● Objective
Check each line of the listing, and copy it if it contains the word "Specified".

● Data provided
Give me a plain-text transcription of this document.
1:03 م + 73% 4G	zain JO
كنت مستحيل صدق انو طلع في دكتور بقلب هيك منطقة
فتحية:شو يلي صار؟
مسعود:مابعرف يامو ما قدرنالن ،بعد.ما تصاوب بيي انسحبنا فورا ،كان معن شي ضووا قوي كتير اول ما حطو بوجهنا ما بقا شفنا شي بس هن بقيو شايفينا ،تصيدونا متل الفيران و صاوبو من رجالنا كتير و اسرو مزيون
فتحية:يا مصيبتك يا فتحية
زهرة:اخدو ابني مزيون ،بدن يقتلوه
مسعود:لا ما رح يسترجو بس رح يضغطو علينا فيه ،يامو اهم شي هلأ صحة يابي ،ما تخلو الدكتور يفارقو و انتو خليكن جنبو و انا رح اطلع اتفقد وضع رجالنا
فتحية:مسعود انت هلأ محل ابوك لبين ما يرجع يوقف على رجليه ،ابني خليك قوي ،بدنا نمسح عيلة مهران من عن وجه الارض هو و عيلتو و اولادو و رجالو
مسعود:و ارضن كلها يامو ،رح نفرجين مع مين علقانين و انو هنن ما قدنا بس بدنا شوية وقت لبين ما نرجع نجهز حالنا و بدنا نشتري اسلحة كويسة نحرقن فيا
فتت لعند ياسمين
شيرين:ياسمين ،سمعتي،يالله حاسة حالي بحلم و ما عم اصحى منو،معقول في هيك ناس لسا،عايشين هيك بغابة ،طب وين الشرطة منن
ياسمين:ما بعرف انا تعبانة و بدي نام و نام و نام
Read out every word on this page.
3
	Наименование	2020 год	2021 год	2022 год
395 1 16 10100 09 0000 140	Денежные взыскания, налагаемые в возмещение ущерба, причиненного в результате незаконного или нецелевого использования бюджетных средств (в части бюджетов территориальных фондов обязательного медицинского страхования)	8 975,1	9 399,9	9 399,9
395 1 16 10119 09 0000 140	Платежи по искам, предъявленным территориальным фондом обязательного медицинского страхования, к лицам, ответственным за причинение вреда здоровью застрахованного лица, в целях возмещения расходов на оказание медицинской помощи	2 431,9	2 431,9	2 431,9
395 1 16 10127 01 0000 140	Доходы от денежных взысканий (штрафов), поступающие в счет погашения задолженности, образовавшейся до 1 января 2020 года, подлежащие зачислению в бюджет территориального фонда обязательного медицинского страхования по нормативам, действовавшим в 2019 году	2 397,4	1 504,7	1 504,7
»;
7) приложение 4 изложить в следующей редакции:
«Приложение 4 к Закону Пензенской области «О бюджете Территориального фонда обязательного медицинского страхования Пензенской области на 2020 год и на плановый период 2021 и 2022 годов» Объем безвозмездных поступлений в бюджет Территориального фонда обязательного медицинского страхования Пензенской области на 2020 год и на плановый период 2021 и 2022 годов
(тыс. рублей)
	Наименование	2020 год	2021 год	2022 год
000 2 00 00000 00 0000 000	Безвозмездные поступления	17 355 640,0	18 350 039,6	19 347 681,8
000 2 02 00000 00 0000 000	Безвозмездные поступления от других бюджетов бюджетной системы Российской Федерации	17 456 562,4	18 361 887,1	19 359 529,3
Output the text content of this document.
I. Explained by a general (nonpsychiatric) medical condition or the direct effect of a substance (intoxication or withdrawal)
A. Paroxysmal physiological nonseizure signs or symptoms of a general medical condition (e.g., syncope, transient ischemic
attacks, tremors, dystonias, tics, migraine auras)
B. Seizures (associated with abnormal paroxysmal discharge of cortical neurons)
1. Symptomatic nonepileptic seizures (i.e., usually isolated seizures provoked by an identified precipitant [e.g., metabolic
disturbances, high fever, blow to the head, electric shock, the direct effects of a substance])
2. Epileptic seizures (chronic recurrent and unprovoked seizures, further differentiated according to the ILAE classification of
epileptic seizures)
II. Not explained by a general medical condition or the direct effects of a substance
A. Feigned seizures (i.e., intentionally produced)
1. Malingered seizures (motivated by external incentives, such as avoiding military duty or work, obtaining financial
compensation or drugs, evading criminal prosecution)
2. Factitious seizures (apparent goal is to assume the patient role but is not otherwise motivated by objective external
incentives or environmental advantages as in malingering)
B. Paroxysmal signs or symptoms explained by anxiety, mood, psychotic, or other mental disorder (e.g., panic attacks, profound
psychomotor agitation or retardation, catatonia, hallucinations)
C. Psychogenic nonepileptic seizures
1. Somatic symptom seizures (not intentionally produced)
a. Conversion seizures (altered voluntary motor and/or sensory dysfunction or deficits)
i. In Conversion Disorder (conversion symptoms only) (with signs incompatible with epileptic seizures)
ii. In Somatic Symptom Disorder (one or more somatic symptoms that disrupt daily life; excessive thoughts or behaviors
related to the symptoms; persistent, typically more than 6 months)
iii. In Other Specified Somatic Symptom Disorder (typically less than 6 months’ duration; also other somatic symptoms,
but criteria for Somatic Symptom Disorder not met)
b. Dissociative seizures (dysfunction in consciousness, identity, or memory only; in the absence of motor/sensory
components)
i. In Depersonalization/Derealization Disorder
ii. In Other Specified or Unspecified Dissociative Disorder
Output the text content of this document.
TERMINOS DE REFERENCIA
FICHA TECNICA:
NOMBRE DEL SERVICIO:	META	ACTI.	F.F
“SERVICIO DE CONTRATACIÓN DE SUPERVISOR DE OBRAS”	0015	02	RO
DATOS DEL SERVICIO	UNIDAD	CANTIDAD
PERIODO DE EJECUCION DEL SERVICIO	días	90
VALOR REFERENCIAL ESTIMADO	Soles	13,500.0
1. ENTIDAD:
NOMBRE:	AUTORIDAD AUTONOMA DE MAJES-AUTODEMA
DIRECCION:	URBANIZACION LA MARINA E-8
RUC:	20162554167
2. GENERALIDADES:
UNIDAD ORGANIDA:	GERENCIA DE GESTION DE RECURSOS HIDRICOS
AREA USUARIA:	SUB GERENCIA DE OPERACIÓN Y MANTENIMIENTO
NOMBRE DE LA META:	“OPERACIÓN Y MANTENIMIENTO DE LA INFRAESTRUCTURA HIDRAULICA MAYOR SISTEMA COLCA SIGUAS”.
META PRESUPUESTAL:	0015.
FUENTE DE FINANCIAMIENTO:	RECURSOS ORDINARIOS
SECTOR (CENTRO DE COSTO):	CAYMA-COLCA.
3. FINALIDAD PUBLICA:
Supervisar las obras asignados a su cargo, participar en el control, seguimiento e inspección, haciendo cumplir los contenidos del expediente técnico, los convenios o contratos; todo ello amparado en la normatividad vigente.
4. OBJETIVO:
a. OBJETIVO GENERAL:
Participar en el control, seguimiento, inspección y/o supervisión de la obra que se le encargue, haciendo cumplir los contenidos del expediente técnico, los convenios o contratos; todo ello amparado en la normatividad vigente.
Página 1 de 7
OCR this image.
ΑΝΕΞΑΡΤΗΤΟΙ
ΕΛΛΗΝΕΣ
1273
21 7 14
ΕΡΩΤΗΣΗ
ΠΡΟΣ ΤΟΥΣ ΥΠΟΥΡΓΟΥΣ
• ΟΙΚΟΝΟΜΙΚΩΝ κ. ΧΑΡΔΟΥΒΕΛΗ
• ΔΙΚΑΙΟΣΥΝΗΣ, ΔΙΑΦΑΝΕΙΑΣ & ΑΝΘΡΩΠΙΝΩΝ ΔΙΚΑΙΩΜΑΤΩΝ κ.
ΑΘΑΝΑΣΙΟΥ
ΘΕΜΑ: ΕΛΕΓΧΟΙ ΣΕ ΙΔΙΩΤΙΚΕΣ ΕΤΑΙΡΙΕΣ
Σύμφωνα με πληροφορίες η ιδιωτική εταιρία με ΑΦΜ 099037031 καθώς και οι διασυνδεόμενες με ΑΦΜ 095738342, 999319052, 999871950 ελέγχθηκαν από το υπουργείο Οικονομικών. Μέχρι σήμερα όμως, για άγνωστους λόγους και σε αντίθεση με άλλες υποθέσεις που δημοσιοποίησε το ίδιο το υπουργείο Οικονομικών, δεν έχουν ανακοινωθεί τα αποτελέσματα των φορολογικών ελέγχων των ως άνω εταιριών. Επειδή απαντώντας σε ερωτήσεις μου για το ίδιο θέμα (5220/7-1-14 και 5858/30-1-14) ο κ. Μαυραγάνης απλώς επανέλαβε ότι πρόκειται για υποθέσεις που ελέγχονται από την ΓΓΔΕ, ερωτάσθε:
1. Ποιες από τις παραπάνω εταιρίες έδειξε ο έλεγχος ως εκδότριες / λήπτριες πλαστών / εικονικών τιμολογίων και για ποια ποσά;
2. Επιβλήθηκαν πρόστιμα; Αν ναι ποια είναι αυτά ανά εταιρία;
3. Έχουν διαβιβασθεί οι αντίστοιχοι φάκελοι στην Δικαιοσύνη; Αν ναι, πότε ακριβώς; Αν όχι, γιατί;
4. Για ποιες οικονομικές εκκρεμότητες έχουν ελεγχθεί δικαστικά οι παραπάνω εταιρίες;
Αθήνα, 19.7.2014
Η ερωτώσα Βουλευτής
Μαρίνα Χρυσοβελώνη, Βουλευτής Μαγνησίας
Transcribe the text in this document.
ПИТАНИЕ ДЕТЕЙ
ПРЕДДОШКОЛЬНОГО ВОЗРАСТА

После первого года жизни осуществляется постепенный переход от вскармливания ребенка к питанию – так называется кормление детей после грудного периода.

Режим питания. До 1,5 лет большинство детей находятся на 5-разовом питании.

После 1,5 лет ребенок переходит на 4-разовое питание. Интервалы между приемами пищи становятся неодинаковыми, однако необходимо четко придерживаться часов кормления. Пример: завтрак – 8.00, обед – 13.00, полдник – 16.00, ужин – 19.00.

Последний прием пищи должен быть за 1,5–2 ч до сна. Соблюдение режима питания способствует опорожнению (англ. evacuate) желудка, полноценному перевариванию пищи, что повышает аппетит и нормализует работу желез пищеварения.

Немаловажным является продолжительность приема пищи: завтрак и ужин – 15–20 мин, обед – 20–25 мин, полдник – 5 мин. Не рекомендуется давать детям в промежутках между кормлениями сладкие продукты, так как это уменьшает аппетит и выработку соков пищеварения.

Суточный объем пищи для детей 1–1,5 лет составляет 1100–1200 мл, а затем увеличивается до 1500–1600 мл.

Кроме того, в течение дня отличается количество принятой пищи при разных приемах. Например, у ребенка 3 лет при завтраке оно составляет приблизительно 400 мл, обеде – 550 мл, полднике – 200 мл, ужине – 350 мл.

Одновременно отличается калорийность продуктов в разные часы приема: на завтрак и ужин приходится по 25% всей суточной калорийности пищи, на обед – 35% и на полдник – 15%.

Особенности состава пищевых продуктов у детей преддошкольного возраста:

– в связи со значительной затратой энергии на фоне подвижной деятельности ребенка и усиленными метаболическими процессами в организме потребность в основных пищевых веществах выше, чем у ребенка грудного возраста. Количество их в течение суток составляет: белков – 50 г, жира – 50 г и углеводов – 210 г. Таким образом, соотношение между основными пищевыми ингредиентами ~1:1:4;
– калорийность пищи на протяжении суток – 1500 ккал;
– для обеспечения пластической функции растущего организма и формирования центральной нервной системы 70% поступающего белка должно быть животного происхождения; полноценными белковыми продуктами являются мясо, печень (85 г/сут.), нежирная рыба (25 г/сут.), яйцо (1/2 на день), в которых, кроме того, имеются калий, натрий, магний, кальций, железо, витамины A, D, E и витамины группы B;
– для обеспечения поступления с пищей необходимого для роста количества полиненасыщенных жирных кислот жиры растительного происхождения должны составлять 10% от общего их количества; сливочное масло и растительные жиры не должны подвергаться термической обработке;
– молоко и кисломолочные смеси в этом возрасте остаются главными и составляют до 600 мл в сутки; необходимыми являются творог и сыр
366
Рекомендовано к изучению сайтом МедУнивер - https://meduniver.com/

● Written response
iii. In Other Specified Somatic Symptom Disorder (typically less than 6 months’ duration; also other somatic symptoms,
ii. In Other Specified or Unspecified Dissociative Disorder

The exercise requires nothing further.